-- Figure record extracts --
========

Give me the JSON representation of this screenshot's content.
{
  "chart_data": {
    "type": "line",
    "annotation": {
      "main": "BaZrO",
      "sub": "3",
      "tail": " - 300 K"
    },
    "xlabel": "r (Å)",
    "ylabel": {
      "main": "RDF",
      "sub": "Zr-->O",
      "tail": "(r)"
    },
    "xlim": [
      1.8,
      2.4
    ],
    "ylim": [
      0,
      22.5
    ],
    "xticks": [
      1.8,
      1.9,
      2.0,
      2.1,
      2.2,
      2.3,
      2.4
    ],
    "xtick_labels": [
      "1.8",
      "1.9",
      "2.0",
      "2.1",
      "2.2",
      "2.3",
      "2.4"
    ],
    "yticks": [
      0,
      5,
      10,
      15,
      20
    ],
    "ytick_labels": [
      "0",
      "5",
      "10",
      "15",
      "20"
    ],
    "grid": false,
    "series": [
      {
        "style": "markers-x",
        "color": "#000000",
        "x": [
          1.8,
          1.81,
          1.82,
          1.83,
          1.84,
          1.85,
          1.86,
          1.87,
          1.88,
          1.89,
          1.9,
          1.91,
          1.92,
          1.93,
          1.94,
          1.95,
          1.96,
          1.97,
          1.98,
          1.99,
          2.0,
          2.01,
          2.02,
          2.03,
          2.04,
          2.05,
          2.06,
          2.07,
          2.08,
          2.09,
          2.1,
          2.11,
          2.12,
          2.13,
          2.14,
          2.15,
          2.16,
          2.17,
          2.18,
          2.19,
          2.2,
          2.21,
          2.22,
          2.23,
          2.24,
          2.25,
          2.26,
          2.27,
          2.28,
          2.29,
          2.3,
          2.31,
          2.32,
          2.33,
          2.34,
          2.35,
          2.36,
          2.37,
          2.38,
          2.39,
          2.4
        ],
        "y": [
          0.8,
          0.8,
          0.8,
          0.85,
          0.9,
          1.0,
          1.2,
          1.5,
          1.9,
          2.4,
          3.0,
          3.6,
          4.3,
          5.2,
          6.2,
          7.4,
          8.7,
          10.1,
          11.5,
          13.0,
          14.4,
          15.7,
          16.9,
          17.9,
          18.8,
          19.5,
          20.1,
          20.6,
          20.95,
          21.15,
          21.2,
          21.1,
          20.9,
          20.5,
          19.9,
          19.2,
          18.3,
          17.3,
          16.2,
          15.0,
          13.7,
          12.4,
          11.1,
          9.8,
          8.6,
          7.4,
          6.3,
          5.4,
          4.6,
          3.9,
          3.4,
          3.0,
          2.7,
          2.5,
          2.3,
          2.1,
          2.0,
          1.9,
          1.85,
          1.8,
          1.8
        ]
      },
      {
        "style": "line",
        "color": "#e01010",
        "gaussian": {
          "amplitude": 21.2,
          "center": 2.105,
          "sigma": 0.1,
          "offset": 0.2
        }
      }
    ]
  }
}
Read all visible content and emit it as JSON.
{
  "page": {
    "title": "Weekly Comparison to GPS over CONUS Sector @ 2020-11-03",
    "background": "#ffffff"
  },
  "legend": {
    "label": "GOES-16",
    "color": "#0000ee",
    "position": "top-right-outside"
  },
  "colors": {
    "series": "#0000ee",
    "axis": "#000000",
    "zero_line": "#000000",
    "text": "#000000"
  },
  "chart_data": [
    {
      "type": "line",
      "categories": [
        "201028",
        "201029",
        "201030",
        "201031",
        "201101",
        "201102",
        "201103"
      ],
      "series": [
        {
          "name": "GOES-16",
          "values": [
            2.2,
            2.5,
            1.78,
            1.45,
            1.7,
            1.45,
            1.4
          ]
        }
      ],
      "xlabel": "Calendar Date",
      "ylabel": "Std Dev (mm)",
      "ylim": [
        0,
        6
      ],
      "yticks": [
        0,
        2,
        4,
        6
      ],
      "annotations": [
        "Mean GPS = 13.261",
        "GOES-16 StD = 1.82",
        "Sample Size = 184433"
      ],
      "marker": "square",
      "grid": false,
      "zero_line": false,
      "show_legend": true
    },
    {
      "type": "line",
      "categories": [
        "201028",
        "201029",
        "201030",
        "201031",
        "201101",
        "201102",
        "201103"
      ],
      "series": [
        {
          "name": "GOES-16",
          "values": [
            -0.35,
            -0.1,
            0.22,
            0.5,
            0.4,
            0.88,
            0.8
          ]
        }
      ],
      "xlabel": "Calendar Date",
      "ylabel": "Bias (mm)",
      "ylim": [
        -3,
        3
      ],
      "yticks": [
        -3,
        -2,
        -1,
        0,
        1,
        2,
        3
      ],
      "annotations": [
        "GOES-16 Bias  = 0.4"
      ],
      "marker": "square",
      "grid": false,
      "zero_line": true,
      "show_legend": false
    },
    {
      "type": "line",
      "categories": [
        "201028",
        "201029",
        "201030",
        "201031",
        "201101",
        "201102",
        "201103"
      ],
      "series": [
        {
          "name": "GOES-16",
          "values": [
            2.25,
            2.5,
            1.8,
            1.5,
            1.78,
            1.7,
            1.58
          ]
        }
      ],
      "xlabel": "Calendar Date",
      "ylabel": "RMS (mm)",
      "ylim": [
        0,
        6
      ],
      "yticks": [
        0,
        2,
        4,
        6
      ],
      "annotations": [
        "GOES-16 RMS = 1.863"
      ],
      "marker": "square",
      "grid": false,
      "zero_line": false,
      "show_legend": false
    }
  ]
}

========

Give back each line above precisely as it stands.

Give me the JSON representation of this screenshot's content.
{
  "chart_data": {
    "type": "line",
    "annotation": {
      "main": "BaZrO",
      "sub": "3",
      "tail": " - 300 K"
    },
    "xlabel": "r (Å)",
    "ylabel": {
      "main": "RDF",
      "sub": "Zr-->O",
      "tail": "(r)"
    },
    "xlim": [
      1.8,
      2.4
    ],
    "ylim": [
      0,
      22.5
    ],
    "xticks": [
      1.8,
      1.9,
      2.0,
      2.1,
      2.2,
      2.3,
      2.4
    ],
    "xtick_labels": [
      "1.8",
      "1.9",
      "2.0",
      "2.1",
      "2.2",
      "2.3",
      "2.4"
    ],
    "yticks": [
      0,
      5,
      10,
      15,
      20
    ],
    "ytick_labels": [
      "0",
      "5",
      "10",
      "15",
      "20"
    ],
    "grid": false,
    "series": [
      {
        "style": "markers-x",
        "color": "#000000",
        "x": [
          1.8,
          1.81,
          1.82,
          1.83,
          1.84,
          1.85,
          1.86,
          1.87,
          1.88,
          1.89,
          1.9,
          1.91,
          1.92,
          1.93,
          1.94,
          1.95,
          1.96,
          1.97,
          1.98,
          1.99,
          2.0,
          2.01,
          2.02,
          2.03,
          2.04,
          2.05,
          2.06,
          2.07,
          2.08,
          2.09,
          2.1,
          2.11,
          2.12,
          2.13,
          2.14,
          2.15,
          2.16,
          2.17,
          2.18,
          2.19,
          2.2,
          2.21,
          2.22,
          2.23,
          2.24,
          2.25,
          2.26,
          2.27,
          2.28,
          2.29,
          2.3,
          2.31,
          2.32,
          2.33,
          2.34,
          2.35,
          2.36,
          2.37,
          2.38,
          2.39,
          2.4
        ],
        "y": [
          0.8,
          0.8,
          0.8,
          0.85,
          0.9,
          1.0,
          1.2,
          1.5,
          1.9,
          2.4,
          3.0,
          3.6,
          4.3,
          5.2,
          6.2,
          7.4,
          8.7,
          10.1,
          11.5,
          13.0,
          14.4,
          15.7,
          16.9,
          17.9,
          18.8,
          19.5,
          20.1,
          20.6,
          20.95,
          21.15,
          21.2,
          21.1,
          20.9,
          20.5,
          19.9,
          19.2,
          18.3,
          17.3,
          16.2,
          15.0,
          13.7,
          12.4,
          11.1,
          9.8,
          8.6,
          7.4,
          6.3,
          5.4,
          4.6,
          3.9,
          3.4,
          3.0,
          2.7,
          2.5,
          2.3,
          2.1,
          2.0,
          1.9,
          1.85,
          1.8,
          1.8
        ]
      },
      {
        "style": "line",
        "color": "#e01010",
        "gaussian": {
          "amplitude": 21.2,
          "center": 2.105,
          "sigma": 0.1,
          "offset": 0.2
        }
      }
    ]
  }
}
Read all visible content and emit it as JSON.
{
  "page": {
    "title": "Weekly Comparison to GPS over CONUS Sector @ 2020-11-03",
    "background": "#ffffff"
  },
  "legend": {
    "label": "GOES-16",
    "color": "#0000ee",
    "position": "top-right-outside"
  },
  "colors": {
    "series": "#0000ee",
    "axis": "#000000",
    "zero_line": "#000000",
    "text": "#000000"
  },
  "chart_data": [
    {
      "type": "line",
      "categories": [
        "201028",
        "201029",
        "201030",
        "201031",
        "201101",
        "201102",
        "201103"
      ],
      "series": [
        {
          "name": "GOES-16",
          "values": [
            2.2,
            2.5,
            1.78,
            1.45,
            1.7,
            1.45,
            1.4
          ]
        }
      ],
      "xlabel": "Calendar Date",
      "ylabel": "Std Dev (mm)",
      "ylim": [
        0,
        6
      ],
      "yticks": [
        0,
        2,
        4,
        6
      ],
      "annotations": [
        "Mean GPS = 13.261",
        "GOES-16 StD = 1.82",
        "Sample Size = 184433"
      ],
      "marker": "square",
      "grid": false,
      "zero_line": false,
      "show_legend": true
    },
    {
      "type": "line",
      "categories": [
        "201028",
        "201029",
        "201030",
        "201031",
        "201101",
        "201102",
        "201103"
      ],
      "series": [
        {
          "name": "GOES-16",
          "values": [
            -0.35,
            -0.1,
            0.22,
            0.5,
            0.4,
            0.88,
            0.8
          ]
        }
      ],
      "xlabel": "Calendar Date",
      "ylabel": "Bias (mm)",
      "ylim": [
        -3,
        3
      ],
      "yticks": [
        -3,
        -2,
        -1,
        0,
        1,
        2,
        3
      ],
      "annotations": [
        "GOES-16 Bias  = 0.4"
      ],
      "marker": "square",
      "grid": false,
      "zero_line": true,
      "show_legend": false
    },
    {
      "type": "line",
      "categories": [
        "201028",
        "201029",
        "201030",
        "201031",
        "201101",
        "201102",
        "201103"
      ],
      "series": [
        {
          "name": "GOES-16",
          "values": [
            2.25,
            2.5,
            1.8,
            1.5,
            1.78,
            1.7,
            1.58
          ]
        }
      ],
      "xlabel": "Calendar Date",
      "ylabel": "RMS (mm)",
      "ylim": [
        0,
        6
      ],
      "yticks": [
        0,
        2,
        4,
        6
      ],
      "annotations": [
        "GOES-16 RMS = 1.863"
      ],
      "marker": "square",
      "grid": false,
      "zero_line": false,
      "show_legend": false
    }
  ]
}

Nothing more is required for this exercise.